- **TASK DIRECTIONS**: Report how many lines in the records below contain the word "this". Give only the number.

::::::::::

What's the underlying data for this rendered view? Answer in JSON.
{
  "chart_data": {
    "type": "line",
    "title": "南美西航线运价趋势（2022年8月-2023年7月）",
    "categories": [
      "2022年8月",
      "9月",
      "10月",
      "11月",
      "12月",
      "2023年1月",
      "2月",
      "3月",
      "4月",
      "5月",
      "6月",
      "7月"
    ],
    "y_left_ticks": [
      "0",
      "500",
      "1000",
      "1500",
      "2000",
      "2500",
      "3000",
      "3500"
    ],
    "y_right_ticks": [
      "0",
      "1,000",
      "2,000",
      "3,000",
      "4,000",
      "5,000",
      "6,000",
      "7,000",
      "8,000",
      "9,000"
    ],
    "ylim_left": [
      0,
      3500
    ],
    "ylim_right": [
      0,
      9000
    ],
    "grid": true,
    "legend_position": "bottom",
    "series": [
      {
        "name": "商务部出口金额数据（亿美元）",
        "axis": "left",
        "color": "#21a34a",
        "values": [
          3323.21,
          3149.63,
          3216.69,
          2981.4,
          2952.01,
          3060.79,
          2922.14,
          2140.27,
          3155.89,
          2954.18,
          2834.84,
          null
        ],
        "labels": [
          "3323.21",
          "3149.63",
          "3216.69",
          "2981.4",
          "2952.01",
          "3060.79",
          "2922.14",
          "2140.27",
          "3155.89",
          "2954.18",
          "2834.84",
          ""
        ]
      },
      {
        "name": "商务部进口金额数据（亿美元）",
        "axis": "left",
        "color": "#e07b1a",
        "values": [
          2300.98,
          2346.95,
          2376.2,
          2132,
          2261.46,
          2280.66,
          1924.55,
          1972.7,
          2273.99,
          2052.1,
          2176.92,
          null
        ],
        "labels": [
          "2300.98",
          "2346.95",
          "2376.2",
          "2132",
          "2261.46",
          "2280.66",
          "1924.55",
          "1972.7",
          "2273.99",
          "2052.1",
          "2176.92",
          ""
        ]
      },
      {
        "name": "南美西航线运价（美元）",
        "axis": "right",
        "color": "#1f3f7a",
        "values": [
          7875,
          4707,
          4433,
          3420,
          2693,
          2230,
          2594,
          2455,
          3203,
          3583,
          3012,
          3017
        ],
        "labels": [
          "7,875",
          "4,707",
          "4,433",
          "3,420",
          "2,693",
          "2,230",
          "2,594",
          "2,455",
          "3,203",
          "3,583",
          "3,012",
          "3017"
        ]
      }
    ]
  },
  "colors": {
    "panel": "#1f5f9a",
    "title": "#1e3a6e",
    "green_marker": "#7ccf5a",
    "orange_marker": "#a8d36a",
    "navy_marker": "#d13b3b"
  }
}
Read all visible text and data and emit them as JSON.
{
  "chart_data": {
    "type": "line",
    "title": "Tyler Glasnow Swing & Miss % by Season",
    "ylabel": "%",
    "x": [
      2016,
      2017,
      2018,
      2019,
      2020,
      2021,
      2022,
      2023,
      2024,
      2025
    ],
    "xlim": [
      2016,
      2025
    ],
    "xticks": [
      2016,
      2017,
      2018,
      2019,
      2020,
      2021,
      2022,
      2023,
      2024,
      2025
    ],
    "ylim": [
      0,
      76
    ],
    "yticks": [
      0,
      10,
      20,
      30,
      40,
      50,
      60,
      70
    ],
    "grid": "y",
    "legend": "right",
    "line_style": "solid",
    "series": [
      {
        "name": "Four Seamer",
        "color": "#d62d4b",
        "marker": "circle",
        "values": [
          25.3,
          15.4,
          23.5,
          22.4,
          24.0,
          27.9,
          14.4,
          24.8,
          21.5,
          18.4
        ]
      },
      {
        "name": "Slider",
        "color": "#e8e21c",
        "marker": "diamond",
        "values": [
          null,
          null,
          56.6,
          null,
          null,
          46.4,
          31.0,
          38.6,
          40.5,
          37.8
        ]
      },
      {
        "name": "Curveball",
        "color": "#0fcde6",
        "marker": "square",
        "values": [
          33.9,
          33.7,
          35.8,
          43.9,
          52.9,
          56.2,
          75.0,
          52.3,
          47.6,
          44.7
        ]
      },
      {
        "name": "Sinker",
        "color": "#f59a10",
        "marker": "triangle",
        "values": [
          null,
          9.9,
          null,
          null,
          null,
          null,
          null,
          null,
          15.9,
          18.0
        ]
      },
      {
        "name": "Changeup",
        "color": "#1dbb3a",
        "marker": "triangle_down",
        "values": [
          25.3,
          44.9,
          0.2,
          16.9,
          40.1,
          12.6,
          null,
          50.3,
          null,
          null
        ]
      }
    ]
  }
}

::::::::::

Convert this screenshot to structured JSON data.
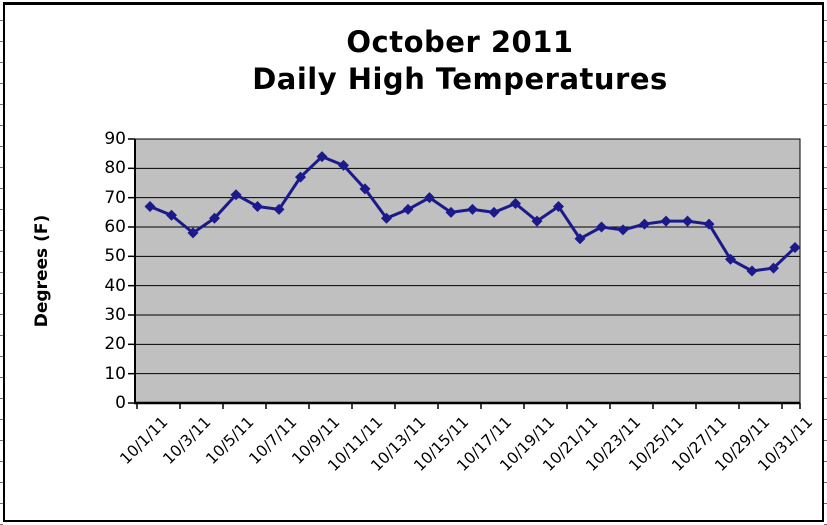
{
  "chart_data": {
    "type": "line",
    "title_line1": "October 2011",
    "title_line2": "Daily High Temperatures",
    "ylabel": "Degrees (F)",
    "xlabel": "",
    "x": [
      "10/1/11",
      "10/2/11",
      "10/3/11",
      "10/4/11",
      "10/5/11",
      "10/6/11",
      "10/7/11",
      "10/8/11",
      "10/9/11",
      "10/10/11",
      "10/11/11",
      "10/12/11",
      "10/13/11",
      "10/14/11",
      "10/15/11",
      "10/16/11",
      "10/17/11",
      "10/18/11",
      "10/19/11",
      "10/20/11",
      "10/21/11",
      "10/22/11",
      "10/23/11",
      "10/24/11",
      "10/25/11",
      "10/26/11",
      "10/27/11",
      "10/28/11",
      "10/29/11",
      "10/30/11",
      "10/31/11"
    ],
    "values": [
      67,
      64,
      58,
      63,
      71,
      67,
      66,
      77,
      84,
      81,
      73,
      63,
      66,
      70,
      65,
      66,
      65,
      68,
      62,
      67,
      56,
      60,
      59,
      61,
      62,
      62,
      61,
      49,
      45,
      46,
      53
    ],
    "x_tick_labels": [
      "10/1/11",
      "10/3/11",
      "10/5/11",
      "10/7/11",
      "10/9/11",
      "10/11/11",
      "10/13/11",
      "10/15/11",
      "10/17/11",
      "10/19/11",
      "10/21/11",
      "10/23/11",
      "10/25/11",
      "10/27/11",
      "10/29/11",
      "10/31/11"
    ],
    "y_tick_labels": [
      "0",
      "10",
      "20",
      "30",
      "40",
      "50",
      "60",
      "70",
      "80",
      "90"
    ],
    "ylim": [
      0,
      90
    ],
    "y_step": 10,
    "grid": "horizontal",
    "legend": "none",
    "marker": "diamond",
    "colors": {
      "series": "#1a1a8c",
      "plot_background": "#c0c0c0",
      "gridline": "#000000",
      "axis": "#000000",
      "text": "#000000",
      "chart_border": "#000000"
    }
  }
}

::::::::::

- **EXERCISE ANSWER**: 2